**Exercise requirements:** Please print all of the material below, word for word.

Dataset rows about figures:
•••
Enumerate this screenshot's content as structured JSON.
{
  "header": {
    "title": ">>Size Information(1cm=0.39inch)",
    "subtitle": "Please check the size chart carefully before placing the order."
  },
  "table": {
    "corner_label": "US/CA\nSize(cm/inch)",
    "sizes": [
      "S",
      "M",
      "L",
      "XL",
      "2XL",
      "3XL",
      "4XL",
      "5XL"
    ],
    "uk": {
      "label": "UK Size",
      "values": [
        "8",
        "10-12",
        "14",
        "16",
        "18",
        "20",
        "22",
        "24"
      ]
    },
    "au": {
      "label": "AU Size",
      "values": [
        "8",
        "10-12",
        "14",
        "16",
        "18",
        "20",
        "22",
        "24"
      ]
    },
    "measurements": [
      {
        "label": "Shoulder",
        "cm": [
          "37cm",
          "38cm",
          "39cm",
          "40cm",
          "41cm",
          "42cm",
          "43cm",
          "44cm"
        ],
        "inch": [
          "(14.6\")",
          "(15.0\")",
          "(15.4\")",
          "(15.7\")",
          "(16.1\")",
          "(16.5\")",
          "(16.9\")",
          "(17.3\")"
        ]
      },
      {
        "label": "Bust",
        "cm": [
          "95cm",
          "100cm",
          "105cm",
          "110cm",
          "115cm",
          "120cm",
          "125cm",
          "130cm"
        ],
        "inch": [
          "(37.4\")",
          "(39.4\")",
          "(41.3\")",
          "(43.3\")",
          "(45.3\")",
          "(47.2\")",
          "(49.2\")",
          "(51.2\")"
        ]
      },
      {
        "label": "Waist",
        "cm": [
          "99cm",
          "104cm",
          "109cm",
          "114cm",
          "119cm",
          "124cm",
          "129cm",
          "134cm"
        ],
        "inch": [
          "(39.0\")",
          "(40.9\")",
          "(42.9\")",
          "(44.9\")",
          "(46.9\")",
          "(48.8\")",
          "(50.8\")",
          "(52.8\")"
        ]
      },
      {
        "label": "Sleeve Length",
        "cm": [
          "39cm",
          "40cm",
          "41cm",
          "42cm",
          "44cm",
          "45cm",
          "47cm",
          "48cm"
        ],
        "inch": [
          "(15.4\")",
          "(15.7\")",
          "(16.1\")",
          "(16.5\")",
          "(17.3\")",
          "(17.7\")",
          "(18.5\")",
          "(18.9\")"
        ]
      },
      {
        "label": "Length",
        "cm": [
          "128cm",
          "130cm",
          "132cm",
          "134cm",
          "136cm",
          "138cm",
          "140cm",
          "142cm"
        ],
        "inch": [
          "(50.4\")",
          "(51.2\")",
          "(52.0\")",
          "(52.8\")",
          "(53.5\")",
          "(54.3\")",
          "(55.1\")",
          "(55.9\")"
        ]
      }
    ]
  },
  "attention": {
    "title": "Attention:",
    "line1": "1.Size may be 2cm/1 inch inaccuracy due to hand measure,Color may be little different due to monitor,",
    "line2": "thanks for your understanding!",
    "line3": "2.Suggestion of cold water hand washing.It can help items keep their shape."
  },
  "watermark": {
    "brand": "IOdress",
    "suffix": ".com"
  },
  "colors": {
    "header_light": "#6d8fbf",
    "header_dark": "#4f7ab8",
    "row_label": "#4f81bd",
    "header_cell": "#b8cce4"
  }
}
•••
**The answer:**
Enumerate this screenshot's content as structured JSON.
{
  "header": {
    "title": ">>Size Information(1cm=0.39inch)",
    "subtitle": "Please check the size chart carefully before placing the order."
  },
  "table": {
    "corner_label": "US/CA\nSize(cm/inch)",
    "sizes": [
      "S",
      "M",
      "L",
      "XL",
      "2XL",
      "3XL",
      "4XL",
      "5XL"
    ],
    "uk": {
      "label": "UK Size",
      "values": [
        "8",
        "10-12",
        "14",
        "16",
        "18",
        "20",
        "22",
        "24"
      ]
    },
    "au": {
      "label": "AU Size",
      "values": [
        "8",
        "10-12",
        "14",
        "16",
        "18",
        "20",
        "22",
        "24"
      ]
    },
    "measurements": [
      {
        "label": "Shoulder",
        "cm": [
          "37cm",
          "38cm",
          "39cm",
          "40cm",
          "41cm",
          "42cm",
          "43cm",
          "44cm"
        ],
        "inch": [
          "(14.6\")",
          "(15.0\")",
          "(15.4\")",
          "(15.7\")",
          "(16.1\")",
          "(16.5\")",
          "(16.9\")",
          "(17.3\")"
        ]
      },
      {
        "label": "Bust",
        "cm": [
          "95cm",
          "100cm",
          "105cm",
          "110cm",
          "115cm",
          "120cm",
          "125cm",
          "130cm"
        ],
        "inch": [
          "(37.4\")",
          "(39.4\")",
          "(41.3\")",
          "(43.3\")",
          "(45.3\")",
          "(47.2\")",
          "(49.2\")",
          "(51.2\")"
        ]
      },
      {
        "label": "Waist",
        "cm": [
          "99cm",
          "104cm",
          "109cm",
          "114cm",
          "119cm",
          "124cm",
          "129cm",
          "134cm"
        ],
        "inch": [
          "(39.0\")",
          "(40.9\")",
          "(42.9\")",
          "(44.9\")",
          "(46.9\")",
          "(48.8\")",
          "(50.8\")",
          "(52.8\")"
        ]
      },
      {
        "label": "Sleeve Length",
        "cm": [
          "39cm",
          "40cm",
          "41cm",
          "42cm",
          "44cm",
          "45cm",
          "47cm",
          "48cm"
        ],
        "inch": [
          "(15.4\")",
          "(15.7\")",
          "(16.1\")",
          "(16.5\")",
          "(17.3\")",
          "(17.7\")",
          "(18.5\")",
          "(18.9\")"
        ]
      },
      {
        "label": "Length",
        "cm": [
          "128cm",
          "130cm",
          "132cm",
          "134cm",
          "136cm",
          "138cm",
          "140cm",
          "142cm"
        ],
        "inch": [
          "(50.4\")",
          "(51.2\")",
          "(52.0\")",
          "(52.8\")",
          "(53.5\")",
          "(54.3\")",
          "(55.1\")",
          "(55.9\")"
        ]
      }
    ]
  },
  "attention": {
    "title": "Attention:",
    "line1": "1.Size may be 2cm/1 inch inaccuracy due to hand measure,Color may be little different due to monitor,",
    "line2": "thanks for your understanding!",
    "line3": "2.Suggestion of cold water hand washing.It can help items keep their shape."
  },
  "watermark": {
    "brand": "IOdress",
    "suffix": ".com"
  },
  "colors": {
    "header_light": "#6d8fbf",
    "header_dark": "#4f7ab8",
    "row_label": "#4f81bd",
    "header_cell": "#b8cce4"
  }
}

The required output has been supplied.